* _Prompt_
Revise the Fredi Washington article by restating it from "Fredi Washington was" up to and including "Cornwell Heights, Pennsylvania.", and put "mail carrier" wherever "postal worker" appears.
--- BEGIN Document section ---
Fredi Washington, much like other young workers of her time, was multitalented. When you're put to work at the age of 16, it pays off to excel in dancing and acting.

Author:James Pierce
Reviewer:Emily Sanchez
Sep 05, 202032.1K Shares845K Views
Fredi Washington, much like other young workers of her time, was multitalented. When you're put to work at the age of 16, it pays off to excel in dancing and acting. Washington began her career in the 1920s before going on to a career in film, radio, and the stage in the 1930s and 1940s. Her talents didn't end there as she was also an activist throughout her career, organizing against racism in unions, theaters, television, and film.

The Life Of Fredi Washington

Her Full Name Is:

In 1903, Frederika 'Fredi' Washington was born in Savannah, Georgia. Her family moved to Harlem during the Great Migration, which forced families to leave southern American states to escape the oppressive Jim Crow laws.

Early Life:

Fredi Washington was born to her father, Robert T. Washington, who was a postal worker and her mother, Harriet Walk Ward Washington, was a homemaker. She was one of five siblings.

She Was Sent To An Orphanage Which Believed In Equality:

Fredi Washington's mother died when she was eleven. When her father remarried in 1917, she and Isabel (her sister) were sent to St. Elizabeth's Convent for orphaned black and Indian children in Cornwell Heights, Pennsylvania.
Founded by Katharine Drexel (who also founded Xavier University in New Orleans), St. Elizabeth's was driven by a humanitarian commitment to address "systematic justice issues of inequality, racism, hatred, violence, greed and prejudice in Church and Society."
--- END Document section ---
--- BEGIN Data shown ---
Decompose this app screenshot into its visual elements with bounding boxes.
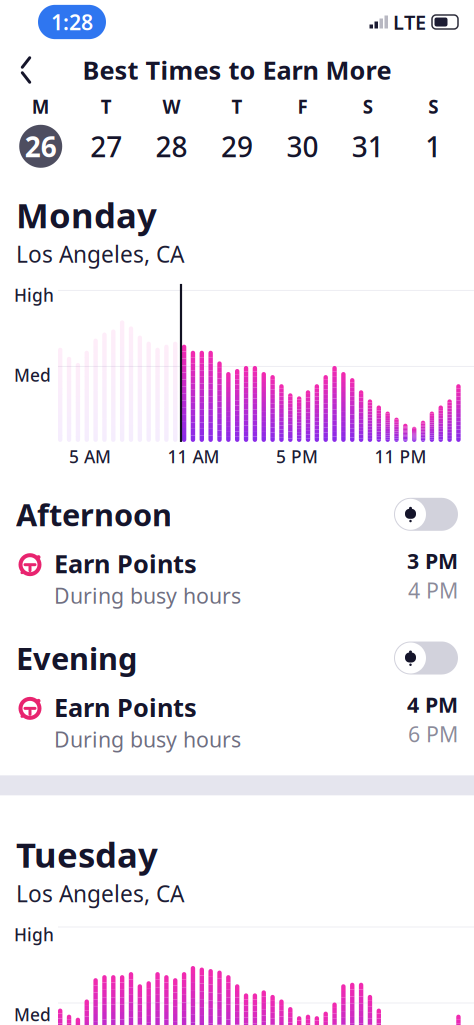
--- END Data shown ---
* _Task solution_
Fredi Washington was born to her father, Robert T. Washington, who was a mail carrier and her mother, Harriet Walk Ward Washington, was a homemaker. She was one of five siblings.

She Was Sent To An Orphanage Which Believed In Equality:

Fredi Washington's mother died when she was eleven. When her father remarried in 1917, she and Isabel (her sister) were sent to St. Elizabeth's Convent for orphaned black and Indian children in Cornwell Heights, Pennsylvania.